* STATED GOAL *
What is the number of lines in the data that hold the string "coordination"? Reply with that number only.

* RECORD LIST *
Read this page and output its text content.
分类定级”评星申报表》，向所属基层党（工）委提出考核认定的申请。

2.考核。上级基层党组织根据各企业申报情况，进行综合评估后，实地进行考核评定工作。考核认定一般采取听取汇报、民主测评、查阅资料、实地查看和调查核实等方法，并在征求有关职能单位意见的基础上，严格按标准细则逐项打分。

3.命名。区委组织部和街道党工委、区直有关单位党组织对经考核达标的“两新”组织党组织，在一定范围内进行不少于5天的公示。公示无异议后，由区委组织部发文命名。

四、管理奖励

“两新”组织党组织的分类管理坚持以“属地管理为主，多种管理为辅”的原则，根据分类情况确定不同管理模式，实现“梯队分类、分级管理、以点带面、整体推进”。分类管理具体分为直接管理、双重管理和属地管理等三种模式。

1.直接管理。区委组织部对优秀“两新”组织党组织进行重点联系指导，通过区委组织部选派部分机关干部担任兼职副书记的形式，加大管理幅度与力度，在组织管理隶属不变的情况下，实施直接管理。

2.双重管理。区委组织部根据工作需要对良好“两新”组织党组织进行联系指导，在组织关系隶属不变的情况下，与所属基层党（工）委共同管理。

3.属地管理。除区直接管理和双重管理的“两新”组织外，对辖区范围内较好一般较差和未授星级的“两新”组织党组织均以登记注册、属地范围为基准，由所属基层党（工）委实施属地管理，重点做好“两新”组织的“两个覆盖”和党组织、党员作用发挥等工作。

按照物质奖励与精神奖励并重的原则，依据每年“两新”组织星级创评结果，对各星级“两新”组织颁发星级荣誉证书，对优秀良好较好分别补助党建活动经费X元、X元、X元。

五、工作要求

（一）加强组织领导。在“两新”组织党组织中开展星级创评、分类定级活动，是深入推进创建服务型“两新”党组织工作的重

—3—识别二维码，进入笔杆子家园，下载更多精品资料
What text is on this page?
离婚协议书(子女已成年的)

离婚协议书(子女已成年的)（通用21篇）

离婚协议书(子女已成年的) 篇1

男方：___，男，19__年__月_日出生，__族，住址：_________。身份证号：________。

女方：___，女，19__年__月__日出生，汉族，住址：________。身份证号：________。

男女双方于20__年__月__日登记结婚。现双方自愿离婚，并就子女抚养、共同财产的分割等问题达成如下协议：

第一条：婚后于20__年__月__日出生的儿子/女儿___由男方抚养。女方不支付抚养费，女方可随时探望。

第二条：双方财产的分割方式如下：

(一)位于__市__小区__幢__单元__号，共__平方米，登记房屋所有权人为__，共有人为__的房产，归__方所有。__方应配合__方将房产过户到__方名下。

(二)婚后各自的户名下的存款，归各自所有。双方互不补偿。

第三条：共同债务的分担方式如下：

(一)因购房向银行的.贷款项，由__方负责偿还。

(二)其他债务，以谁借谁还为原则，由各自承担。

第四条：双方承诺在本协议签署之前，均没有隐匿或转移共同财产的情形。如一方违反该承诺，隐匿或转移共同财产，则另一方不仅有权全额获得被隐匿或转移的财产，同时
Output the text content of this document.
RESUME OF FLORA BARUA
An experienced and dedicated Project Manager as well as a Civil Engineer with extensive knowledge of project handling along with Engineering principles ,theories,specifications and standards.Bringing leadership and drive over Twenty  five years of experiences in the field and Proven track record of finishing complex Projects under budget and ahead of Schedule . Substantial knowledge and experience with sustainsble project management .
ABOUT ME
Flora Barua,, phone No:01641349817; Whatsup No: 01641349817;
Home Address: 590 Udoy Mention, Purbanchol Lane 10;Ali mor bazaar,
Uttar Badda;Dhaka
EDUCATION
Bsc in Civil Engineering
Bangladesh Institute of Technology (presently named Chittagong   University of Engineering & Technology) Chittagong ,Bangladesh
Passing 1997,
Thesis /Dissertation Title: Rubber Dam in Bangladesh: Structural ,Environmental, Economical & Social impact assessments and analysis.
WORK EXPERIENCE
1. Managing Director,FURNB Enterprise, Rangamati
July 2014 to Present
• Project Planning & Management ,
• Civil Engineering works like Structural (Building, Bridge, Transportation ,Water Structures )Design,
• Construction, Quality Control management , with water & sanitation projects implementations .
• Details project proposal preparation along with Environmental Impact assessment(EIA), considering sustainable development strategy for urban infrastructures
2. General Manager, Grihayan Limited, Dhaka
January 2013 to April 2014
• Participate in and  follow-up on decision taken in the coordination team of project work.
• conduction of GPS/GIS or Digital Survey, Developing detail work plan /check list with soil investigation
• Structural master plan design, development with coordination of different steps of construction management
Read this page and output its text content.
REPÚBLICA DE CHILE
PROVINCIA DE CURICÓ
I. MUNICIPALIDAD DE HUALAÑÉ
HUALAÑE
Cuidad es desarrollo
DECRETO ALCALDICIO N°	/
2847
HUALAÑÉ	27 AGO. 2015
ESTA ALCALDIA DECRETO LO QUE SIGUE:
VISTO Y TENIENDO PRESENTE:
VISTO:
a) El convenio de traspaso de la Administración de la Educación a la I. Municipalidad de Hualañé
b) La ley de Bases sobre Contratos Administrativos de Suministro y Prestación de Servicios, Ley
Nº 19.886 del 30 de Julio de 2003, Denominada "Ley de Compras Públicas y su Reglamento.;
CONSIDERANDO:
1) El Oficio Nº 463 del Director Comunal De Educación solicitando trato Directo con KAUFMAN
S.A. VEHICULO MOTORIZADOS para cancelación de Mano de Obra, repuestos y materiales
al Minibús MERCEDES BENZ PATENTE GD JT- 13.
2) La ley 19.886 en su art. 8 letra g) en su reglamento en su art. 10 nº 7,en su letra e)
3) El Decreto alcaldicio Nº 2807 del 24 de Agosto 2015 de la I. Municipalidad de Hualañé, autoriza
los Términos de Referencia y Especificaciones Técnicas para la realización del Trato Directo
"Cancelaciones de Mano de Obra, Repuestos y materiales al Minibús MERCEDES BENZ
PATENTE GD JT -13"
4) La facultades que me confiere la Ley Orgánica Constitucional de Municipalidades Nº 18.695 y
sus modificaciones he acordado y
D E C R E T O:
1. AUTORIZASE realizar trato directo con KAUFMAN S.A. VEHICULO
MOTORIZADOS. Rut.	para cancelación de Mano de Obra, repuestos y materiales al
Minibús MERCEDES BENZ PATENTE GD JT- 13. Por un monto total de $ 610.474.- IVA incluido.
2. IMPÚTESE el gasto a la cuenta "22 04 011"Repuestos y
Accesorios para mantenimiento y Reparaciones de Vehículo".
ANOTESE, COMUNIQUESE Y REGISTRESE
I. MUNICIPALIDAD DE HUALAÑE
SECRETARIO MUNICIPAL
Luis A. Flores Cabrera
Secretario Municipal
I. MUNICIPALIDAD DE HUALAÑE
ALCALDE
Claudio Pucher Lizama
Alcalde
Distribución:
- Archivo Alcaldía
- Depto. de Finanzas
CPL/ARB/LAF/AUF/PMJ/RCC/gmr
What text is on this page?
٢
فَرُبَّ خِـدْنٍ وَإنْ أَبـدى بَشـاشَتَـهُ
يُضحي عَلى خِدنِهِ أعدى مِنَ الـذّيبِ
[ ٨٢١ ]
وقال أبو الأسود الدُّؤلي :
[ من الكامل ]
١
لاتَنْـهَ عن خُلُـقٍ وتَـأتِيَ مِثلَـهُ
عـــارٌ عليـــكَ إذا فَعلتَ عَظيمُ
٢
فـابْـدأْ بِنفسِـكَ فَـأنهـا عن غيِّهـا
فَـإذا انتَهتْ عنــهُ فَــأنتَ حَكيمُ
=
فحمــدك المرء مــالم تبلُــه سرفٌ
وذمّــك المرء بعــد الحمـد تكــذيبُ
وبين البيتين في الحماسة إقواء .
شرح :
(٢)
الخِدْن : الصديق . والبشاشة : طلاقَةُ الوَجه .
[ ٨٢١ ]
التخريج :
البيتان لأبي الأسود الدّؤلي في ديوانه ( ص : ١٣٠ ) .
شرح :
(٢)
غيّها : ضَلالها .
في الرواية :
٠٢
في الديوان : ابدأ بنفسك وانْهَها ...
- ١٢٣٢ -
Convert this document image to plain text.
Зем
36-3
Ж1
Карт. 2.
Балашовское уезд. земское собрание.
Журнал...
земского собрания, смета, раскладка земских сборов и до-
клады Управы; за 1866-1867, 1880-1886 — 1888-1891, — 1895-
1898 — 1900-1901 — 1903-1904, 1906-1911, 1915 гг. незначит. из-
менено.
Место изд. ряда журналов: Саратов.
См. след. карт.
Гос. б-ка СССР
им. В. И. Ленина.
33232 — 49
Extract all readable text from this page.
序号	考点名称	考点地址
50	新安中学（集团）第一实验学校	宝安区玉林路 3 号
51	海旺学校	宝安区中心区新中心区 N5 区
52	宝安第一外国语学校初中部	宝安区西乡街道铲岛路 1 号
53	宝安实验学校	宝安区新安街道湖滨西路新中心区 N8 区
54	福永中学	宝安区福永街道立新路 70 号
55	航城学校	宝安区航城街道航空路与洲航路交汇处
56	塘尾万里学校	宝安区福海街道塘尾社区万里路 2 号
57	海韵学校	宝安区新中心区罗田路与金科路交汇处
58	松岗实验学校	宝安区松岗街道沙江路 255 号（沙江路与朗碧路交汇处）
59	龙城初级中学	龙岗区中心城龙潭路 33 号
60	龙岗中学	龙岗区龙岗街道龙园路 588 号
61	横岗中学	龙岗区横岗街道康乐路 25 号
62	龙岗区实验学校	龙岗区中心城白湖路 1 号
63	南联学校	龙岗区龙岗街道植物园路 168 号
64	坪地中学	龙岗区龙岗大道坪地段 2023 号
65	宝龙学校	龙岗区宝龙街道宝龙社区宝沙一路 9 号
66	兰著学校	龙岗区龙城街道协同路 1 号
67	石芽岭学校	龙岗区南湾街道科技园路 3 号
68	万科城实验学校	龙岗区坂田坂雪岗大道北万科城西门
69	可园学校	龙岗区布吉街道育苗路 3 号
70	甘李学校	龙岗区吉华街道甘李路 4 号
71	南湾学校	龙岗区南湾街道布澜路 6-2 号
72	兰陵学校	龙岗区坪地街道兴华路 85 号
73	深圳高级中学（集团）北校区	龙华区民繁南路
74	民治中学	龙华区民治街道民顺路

* RESPONSE TO THIS TASK *
2